◆ Recorded information ◆
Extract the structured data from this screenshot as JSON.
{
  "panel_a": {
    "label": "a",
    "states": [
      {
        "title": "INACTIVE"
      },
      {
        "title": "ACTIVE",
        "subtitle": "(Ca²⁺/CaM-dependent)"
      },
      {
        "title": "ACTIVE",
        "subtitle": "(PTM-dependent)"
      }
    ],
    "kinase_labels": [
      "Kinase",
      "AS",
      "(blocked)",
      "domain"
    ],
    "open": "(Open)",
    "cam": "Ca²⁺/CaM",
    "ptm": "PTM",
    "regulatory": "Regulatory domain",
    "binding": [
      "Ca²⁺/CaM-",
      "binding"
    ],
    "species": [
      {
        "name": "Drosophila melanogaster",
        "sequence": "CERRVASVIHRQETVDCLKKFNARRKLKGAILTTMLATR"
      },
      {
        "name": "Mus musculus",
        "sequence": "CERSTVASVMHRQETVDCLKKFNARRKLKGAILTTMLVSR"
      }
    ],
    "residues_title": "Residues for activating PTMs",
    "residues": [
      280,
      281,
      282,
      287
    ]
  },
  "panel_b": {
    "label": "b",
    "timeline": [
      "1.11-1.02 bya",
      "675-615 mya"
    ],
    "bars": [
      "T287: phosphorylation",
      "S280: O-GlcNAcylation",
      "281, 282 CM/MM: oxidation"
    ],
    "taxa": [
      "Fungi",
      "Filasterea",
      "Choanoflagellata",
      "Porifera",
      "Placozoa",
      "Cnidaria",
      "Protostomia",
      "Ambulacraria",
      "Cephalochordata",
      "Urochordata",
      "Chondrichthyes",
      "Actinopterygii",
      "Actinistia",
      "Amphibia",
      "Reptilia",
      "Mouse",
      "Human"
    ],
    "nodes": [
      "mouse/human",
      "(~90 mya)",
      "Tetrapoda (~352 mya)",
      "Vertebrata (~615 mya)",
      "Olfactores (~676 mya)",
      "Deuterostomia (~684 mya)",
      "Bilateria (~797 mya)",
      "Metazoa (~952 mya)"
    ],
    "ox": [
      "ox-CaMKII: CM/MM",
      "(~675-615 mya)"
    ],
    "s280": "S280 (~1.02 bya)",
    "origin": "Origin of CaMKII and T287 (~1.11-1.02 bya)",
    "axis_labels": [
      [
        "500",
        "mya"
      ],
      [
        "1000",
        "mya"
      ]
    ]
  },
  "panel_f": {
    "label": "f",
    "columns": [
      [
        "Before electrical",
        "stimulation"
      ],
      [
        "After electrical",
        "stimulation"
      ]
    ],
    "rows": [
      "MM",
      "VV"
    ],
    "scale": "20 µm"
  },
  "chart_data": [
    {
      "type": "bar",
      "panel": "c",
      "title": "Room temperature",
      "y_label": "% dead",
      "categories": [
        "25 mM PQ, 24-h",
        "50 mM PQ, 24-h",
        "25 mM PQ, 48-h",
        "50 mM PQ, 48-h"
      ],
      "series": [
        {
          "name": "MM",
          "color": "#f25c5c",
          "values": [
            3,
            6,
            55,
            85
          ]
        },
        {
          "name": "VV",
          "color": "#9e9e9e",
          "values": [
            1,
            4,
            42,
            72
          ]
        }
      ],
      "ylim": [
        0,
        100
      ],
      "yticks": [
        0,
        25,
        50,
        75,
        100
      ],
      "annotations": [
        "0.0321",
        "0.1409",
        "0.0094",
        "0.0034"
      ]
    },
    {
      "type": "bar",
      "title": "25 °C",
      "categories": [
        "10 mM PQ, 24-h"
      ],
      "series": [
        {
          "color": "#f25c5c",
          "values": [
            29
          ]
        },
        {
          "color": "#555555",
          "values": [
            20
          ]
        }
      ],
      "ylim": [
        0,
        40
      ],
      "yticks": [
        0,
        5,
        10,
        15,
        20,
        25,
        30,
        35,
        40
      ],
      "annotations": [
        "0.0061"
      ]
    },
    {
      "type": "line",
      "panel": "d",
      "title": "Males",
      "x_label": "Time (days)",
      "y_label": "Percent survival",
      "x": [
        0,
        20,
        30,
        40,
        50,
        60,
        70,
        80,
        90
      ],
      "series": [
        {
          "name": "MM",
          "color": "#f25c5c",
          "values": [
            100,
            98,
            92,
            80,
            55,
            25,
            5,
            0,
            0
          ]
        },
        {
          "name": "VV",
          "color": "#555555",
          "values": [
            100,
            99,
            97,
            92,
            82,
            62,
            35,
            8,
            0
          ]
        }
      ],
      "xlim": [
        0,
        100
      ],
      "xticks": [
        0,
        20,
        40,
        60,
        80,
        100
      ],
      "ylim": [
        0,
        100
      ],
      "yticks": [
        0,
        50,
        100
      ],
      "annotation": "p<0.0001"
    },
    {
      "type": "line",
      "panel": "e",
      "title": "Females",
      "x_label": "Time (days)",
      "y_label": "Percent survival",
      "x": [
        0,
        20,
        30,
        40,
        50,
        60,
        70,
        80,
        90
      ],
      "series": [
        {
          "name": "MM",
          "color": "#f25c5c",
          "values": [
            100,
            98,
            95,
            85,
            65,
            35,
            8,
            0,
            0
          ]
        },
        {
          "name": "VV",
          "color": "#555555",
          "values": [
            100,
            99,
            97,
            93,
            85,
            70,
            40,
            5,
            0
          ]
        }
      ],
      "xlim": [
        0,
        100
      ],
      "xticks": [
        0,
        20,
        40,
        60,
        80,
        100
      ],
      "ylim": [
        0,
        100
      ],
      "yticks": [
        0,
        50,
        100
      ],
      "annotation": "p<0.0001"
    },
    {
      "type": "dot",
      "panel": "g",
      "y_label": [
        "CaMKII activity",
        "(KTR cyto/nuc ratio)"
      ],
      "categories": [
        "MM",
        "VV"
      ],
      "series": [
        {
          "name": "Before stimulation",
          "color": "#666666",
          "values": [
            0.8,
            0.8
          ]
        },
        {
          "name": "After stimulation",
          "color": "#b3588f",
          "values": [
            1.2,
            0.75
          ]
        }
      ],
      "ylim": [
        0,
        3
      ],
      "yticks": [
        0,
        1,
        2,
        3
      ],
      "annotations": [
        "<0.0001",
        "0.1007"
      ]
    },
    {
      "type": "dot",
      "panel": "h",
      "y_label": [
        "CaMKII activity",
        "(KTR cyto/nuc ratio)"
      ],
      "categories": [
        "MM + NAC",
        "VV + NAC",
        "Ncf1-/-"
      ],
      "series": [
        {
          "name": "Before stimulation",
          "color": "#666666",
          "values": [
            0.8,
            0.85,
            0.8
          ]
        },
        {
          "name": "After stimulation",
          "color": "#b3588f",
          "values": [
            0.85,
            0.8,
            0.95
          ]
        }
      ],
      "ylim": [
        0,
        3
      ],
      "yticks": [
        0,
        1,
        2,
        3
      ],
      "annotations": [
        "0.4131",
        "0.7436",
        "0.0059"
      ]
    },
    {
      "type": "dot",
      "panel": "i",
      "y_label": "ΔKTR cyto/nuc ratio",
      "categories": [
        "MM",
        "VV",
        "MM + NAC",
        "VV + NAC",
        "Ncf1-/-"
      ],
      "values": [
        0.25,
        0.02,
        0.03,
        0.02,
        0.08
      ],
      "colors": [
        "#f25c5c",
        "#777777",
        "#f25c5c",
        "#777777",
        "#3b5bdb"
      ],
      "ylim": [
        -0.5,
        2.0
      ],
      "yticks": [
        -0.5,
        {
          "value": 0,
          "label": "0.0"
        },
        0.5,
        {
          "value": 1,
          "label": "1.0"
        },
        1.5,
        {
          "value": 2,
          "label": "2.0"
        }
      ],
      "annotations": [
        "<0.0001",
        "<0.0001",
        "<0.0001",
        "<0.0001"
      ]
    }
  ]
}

◆ Do this ◆
Retype the material in full. Each word must match.

◆ Exercise answer ◆
Extract the structured data from this screenshot as JSON.
{
  "panel_a": {
    "label": "a",
    "states": [
      {
        "title": "INACTIVE"
      },
      {
        "title": "ACTIVE",
        "subtitle": "(Ca²⁺/CaM-dependent)"
      },
      {
        "title": "ACTIVE",
        "subtitle": "(PTM-dependent)"
      }
    ],
    "kinase_labels": [
      "Kinase",
      "AS",
      "(blocked)",
      "domain"
    ],
    "open": "(Open)",
    "cam": "Ca²⁺/CaM",
    "ptm": "PTM",
    "regulatory": "Regulatory domain",
    "binding": [
      "Ca²⁺/CaM-",
      "binding"
    ],
    "species": [
      {
        "name": "Drosophila melanogaster",
        "sequence": "CERRVASVIHRQETVDCLKKFNARRKLKGAILTTMLATR"
      },
      {
        "name": "Mus musculus",
        "sequence": "CERSTVASVMHRQETVDCLKKFNARRKLKGAILTTMLVSR"
      }
    ],
    "residues_title": "Residues for activating PTMs",
    "residues": [
      280,
      281,
      282,
      287
    ]
  },
  "panel_b": {
    "label": "b",
    "timeline": [
      "1.11-1.02 bya",
      "675-615 mya"
    ],
    "bars": [
      "T287: phosphorylation",
      "S280: O-GlcNAcylation",
      "281, 282 CM/MM: oxidation"
    ],
    "taxa": [
      "Fungi",
      "Filasterea",
      "Choanoflagellata",
      "Porifera",
      "Placozoa",
      "Cnidaria",
      "Protostomia",
      "Ambulacraria",
      "Cephalochordata",
      "Urochordata",
      "Chondrichthyes",
      "Actinopterygii",
      "Actinistia",
      "Amphibia",
      "Reptilia",
      "Mouse",
      "Human"
    ],
    "nodes": [
      "mouse/human",
      "(~90 mya)",
      "Tetrapoda (~352 mya)",
      "Vertebrata (~615 mya)",
      "Olfactores (~676 mya)",
      "Deuterostomia (~684 mya)",
      "Bilateria (~797 mya)",
      "Metazoa (~952 mya)"
    ],
    "ox": [
      "ox-CaMKII: CM/MM",
      "(~675-615 mya)"
    ],
    "s280": "S280 (~1.02 bya)",
    "origin": "Origin of CaMKII and T287 (~1.11-1.02 bya)",
    "axis_labels": [
      [
        "500",
        "mya"
      ],
      [
        "1000",
        "mya"
      ]
    ]
  },
  "panel_f": {
    "label": "f",
    "columns": [
      [
        "Before electrical",
        "stimulation"
      ],
      [
        "After electrical",
        "stimulation"
      ]
    ],
    "rows": [
      "MM",
      "VV"
    ],
    "scale": "20 µm"
  },
  "chart_data": [
    {
      "type": "bar",
      "panel": "c",
      "title": "Room temperature",
      "y_label": "% dead",
      "categories": [
        "25 mM PQ, 24-h",
        "50 mM PQ, 24-h",
        "25 mM PQ, 48-h",
        "50 mM PQ, 48-h"
      ],
      "series": [
        {
          "name": "MM",
          "color": "#f25c5c",
          "values": [
            3,
            6,
            55,
            85
          ]
        },
        {
          "name": "VV",
          "color": "#9e9e9e",
          "values": [
            1,
            4,
            42,
            72
          ]
        }
      ],
      "ylim": [
        0,
        100
      ],
      "yticks": [
        0,
        25,
        50,
        75,
        100
      ],
      "annotations": [
        "0.0321",
        "0.1409",
        "0.0094",
        "0.0034"
      ]
    },
    {
      "type": "bar",
      "title": "25 °C",
      "categories": [
        "10 mM PQ, 24-h"
      ],
      "series": [
        {
          "color": "#f25c5c",
          "values": [
            29
          ]
        },
        {
          "color": "#555555",
          "values": [
            20
          ]
        }
      ],
      "ylim": [
        0,
        40
      ],
      "yticks": [
        0,
        5,
        10,
        15,
        20,
        25,
        30,
        35,
        40
      ],
      "annotations": [
        "0.0061"
      ]
    },
    {
      "type": "line",
      "panel": "d",
      "title": "Males",
      "x_label": "Time (days)",
      "y_label": "Percent survival",
      "x": [
        0,
        20,
        30,
        40,
        50,
        60,
        70,
        80,
        90
      ],
      "series": [
        {
          "name": "MM",
          "color": "#f25c5c",
          "values": [
            100,
            98,
            92,
            80,
            55,
            25,
            5,
            0,
            0
          ]
        },
        {
          "name": "VV",
          "color": "#555555",
          "values": [
            100,
            99,
            97,
            92,
            82,
            62,
            35,
            8,
            0
          ]
        }
      ],
      "xlim": [
        0,
        100
      ],
      "xticks": [
        0,
        20,
        40,
        60,
        80,
        100
      ],
      "ylim": [
        0,
        100
      ],
      "yticks": [
        0,
        50,
        100
      ],
      "annotation": "p<0.0001"
    },
    {
      "type": "line",
      "panel": "e",
      "title": "Females",
      "x_label": "Time (days)",
      "y_label": "Percent survival",
      "x": [
        0,
        20,
        30,
        40,
        50,
        60,
        70,
        80,
        90
      ],
      "series": [
        {
          "name": "MM",
          "color": "#f25c5c",
          "values": [
            100,
            98,
            95,
            85,
            65,
            35,
            8,
            0,
            0
          ]
        },
        {
          "name": "VV",
          "color": "#555555",
          "values": [
            100,
            99,
            97,
            93,
            85,
            70,
            40,
            5,
            0
          ]
        }
      ],
      "xlim": [
        0,
        100
      ],
      "xticks": [
        0,
        20,
        40,
        60,
        80,
        100
      ],
      "ylim": [
        0,
        100
      ],
      "yticks": [
        0,
        50,
        100
      ],
      "annotation": "p<0.0001"
    },
    {
      "type": "dot",
      "panel": "g",
      "y_label": [
        "CaMKII activity",
        "(KTR cyto/nuc ratio)"
      ],
      "categories": [
        "MM",
        "VV"
      ],
      "series": [
        {
          "name": "Before stimulation",
          "color": "#666666",
          "values": [
            0.8,
            0.8
          ]
        },
        {
          "name": "After stimulation",
          "color": "#b3588f",
          "values": [
            1.2,
            0.75
          ]
        }
      ],
      "ylim": [
        0,
        3
      ],
      "yticks": [
        0,
        1,
        2,
        3
      ],
      "annotations": [
        "<0.0001",
        "0.1007"
      ]
    },
    {
      "type": "dot",
      "panel": "h",
      "y_label": [
        "CaMKII activity",
        "(KTR cyto/nuc ratio)"
      ],
      "categories": [
        "MM + NAC",
        "VV + NAC",
        "Ncf1-/-"
      ],
      "series": [
        {
          "name": "Before stimulation",
          "color": "#666666",
          "values": [
            0.8,
            0.85,
            0.8
          ]
        },
        {
          "name": "After stimulation",
          "color": "#b3588f",
          "values": [
            0.85,
            0.8,
            0.95
          ]
        }
      ],
      "ylim": [
        0,
        3
      ],
      "yticks": [
        0,
        1,
        2,
        3
      ],
      "annotations": [
        "0.4131",
        "0.7436",
        "0.0059"
      ]
    },
    {
      "type": "dot",
      "panel": "i",
      "y_label": "ΔKTR cyto/nuc ratio",
      "categories": [
        "MM",
        "VV",
        "MM + NAC",
        "VV + NAC",
        "Ncf1-/-"
      ],
      "values": [
        0.25,
        0.02,
        0.03,
        0.02,
        0.08
      ],
      "colors": [
        "#f25c5c",
        "#777777",
        "#f25c5c",
        "#777777",
        "#3b5bdb"
      ],
      "ylim": [
        -0.5,
        2.0
      ],
      "yticks": [
        -0.5,
        {
          "value": 0,
          "label": "0.0"
        },
        0.5,
        {
          "value": 1,
          "label": "1.0"
        },
        1.5,
        {
          "value": 2,
          "label": "2.0"
        }
      ],
      "annotations": [
        "<0.0001",
        "<0.0001",
        "<0.0001",
        "<0.0001"
      ]
    }
  ]
}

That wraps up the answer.